TASK STATEMENT: Can you transcribe the data exactly? Leave the pictures out.

|---|

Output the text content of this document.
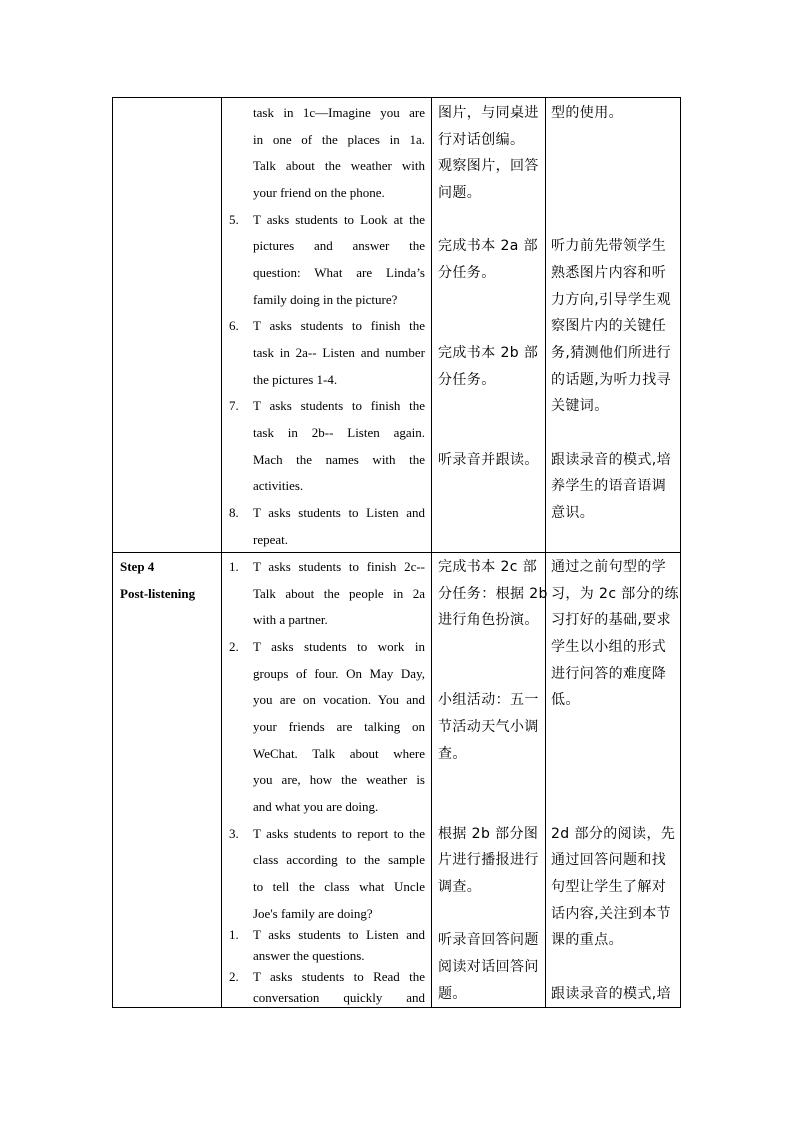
task in 1c—Imagine you are
in one of the places in 1a.
Talk about the weather with
your friend on the phone.
5. T asks students to Look at the
pictures and answer the
question: What are Linda’s
family doing in the picture?
6. T asks students to finish the
task in 2a-- Listen and number
the pictures 1-4.
7. T asks students to finish the
task in 2b-- Listen again.
Mach the names with the
activities.
8. T asks students to Listen and
repeat.
图片，与同桌进
行对话创编。
观察图片，回答
问题。
完成书本 2a 部
分任务。
完成书本 2b 部
分任务。
听录音并跟读。
型的使用。
听力前先带领学生
熟悉图片内容和听
力方向,引导学生观
察图片内的关键任
务,猜测他们所进行
的话题,为听力找寻
关键词。
跟读录音的模式,培
养学生的语音语调
意识。
Step 4
Post-listening
1. T asks students to finish 2c--
Talk about the people in 2a
with a partner.
2. T asks students to work in
groups of four. On May Day,
you are on vocation. You and
your friends are talking on
WeChat. Talk about where
you are, how the weather is
and what you are doing.
3. T asks students to report to the
class according to the sample
to tell the class what Uncle
Joe's family are doing?
1. T asks students to Listen and
answer the questions.
2. T asks students to Read the
conversation quickly and
完成书本 2c 部
分任务：根据 2b
进行角色扮演。
小组活动：五一
节活动天气小调
查。
根据 2b 部分图
片进行播报进行
调查。
听录音回答问题
阅读对话回答问
题。
通过之前句型的学
习，为 2c 部分的练
习打好的基础,要求
学生以小组的形式
进行问答的难度降
低。
2d 部分的阅读，先
通过回答问题和找
句型让学生了解对
话内容,关注到本节
课的重点。
跟读录音的模式,培
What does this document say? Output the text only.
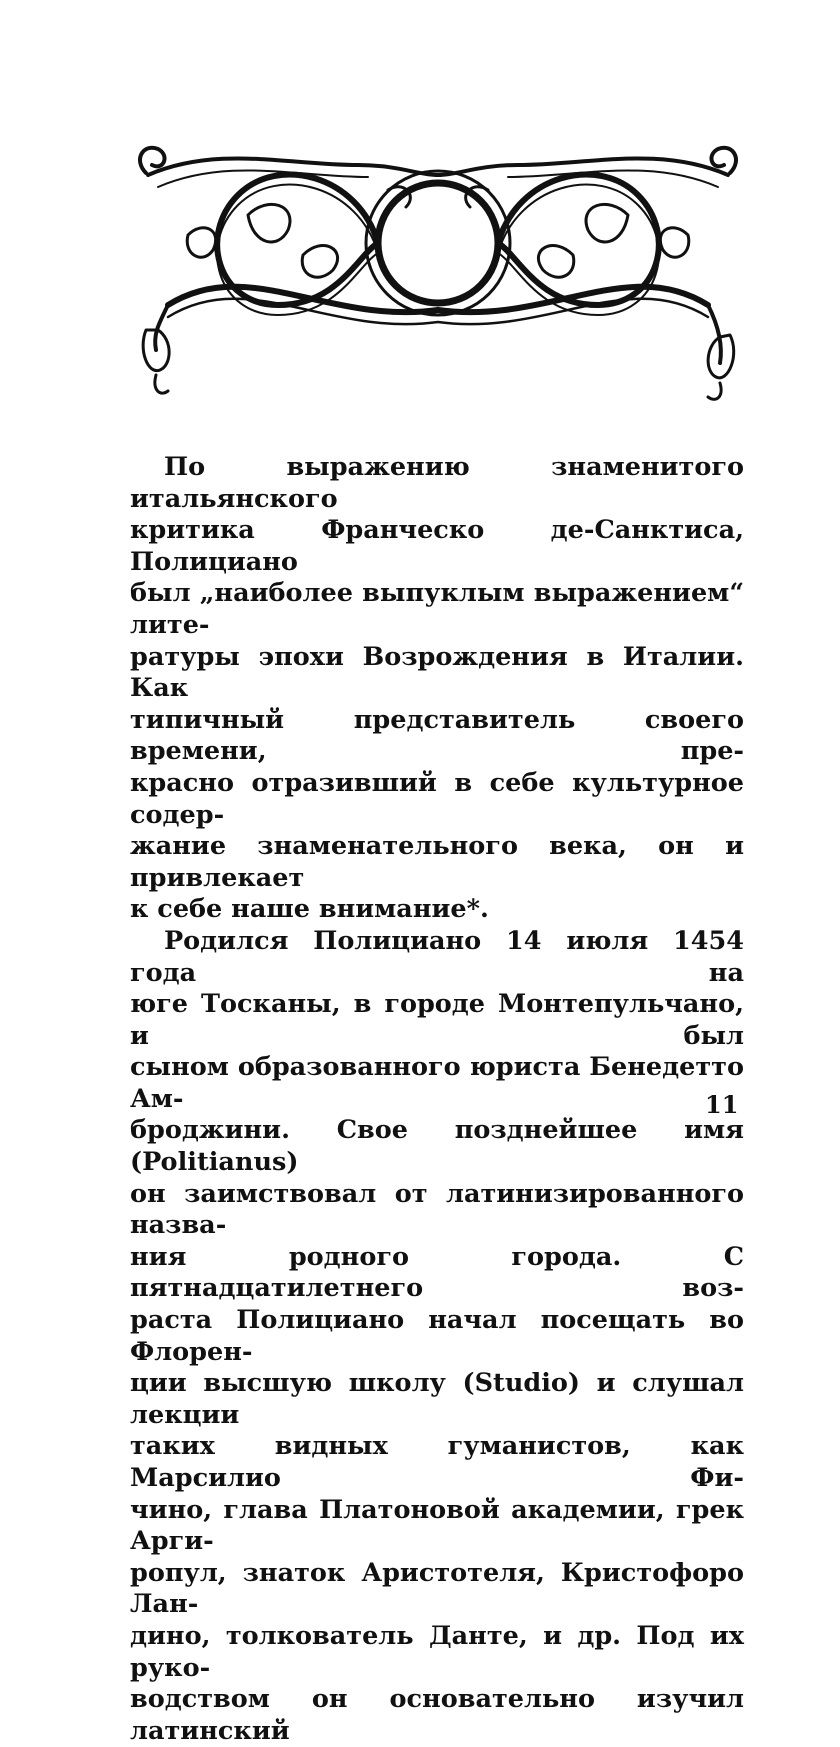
По выражению знаменитого итальянского
критика Франческо де-Санктиса, Полициано
был „наиболее выпуклым выражением“ лите-
ратуры эпохи Возрождения в Италии. Как
типичный представитель своего времени, пре-
красно отразивший в себе культурное содер-
жание знаменательного века, он и привлекает
к себе наше внимание*.

Родился Полициано 14 июля 1454 года на
юге Тосканы, в городе Монтепульчано, и был
сыном образованного юриста Бенедетто Ам-
броджини. Свое позднейшее имя (Politianus)
он заимствовал от латинизированного назва-
ния родного города. С пятнадцатилетнего воз-
раста Полициано начал посещать во Флорен-
ции высшую школу (Studio) и слушал лекции
таких видных гуманистов, как Марсилио Фи-
чино, глава Платоновой академии, грек Арги-
ропул, знаток Аристотеля, Кристофоро Лан-
дино, толкователь Данте, и др. Под их руко-
водством он основательно изучил латинский

11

|---|

RESPONSE BELOW:
Output the text content of this document.
task in 1c—Imagine you are
in one of the places in 1a.
Talk about the weather with
your friend on the phone.
5. T asks students to Look at the
pictures and answer the
question: What are Linda’s
family doing in the picture?
6. T asks students to finish the
task in 2a-- Listen and number
the pictures 1-4.
7. T asks students to finish the
task in 2b-- Listen again.
Mach the names with the
activities.
8. T asks students to Listen and
repeat.
图片，与同桌进
行对话创编。
观察图片，回答
问题。
完成书本 2a 部
分任务。
完成书本 2b 部
分任务。
听录音并跟读。
型的使用。
听力前先带领学生
熟悉图片内容和听
力方向,引导学生观
察图片内的关键任
务,猜测他们所进行
的话题,为听力找寻
关键词。
跟读录音的模式,培
养学生的语音语调
意识。
Step 4
Post-listening
1. T asks students to finish 2c--
Talk about the people in 2a
with a partner.
2. T asks students to work in
groups of four. On May Day,
you are on vocation. You and
your friends are talking on
WeChat. Talk about where
you are, how the weather is
and what you are doing.
3. T asks students to report to the
class according to the sample
to tell the class what Uncle
Joe's family are doing?
1. T asks students to Listen and
answer the questions.
2. T asks students to Read the
conversation quickly and
完成书本 2c 部
分任务：根据 2b
进行角色扮演。
小组活动：五一
节活动天气小调
查。
根据 2b 部分图
片进行播报进行
调查。
听录音回答问题
阅读对话回答问
题。
通过之前句型的学
习，为 2c 部分的练
习打好的基础,要求
学生以小组的形式
进行问答的难度降
低。
2d 部分的阅读，先
通过回答问题和找
句型让学生了解对
话内容,关注到本节
课的重点。
跟读录音的模式,培
What does this document say? Output the text only.
По выражению знаменитого итальянского
критика Франческо де-Санктиса, Полициано
был „наиболее выпуклым выражением“ лите-
ратуры эпохи Возрождения в Италии. Как
типичный представитель своего времени, пре-
красно отразивший в себе культурное содер-
жание знаменательного века, он и привлекает
к себе наше внимание*.

Родился Полициано 14 июля 1454 года на
юге Тосканы, в городе Монтепульчано, и был
сыном образованного юриста Бенедетто Ам-
броджини. Свое позднейшее имя (Politianus)
он заимствовал от латинизированного назва-
ния родного города. С пятнадцатилетнего воз-
раста Полициано начал посещать во Флорен-
ции высшую школу (Studio) и слушал лекции
таких видных гуманистов, как Марсилио Фи-
чино, глава Платоновой академии, грек Арги-
ропул, знаток Аристотеля, Кристофоро Лан-
дино, толкователь Данте, и др. Под их руко-
водством он основательно изучил латинский

11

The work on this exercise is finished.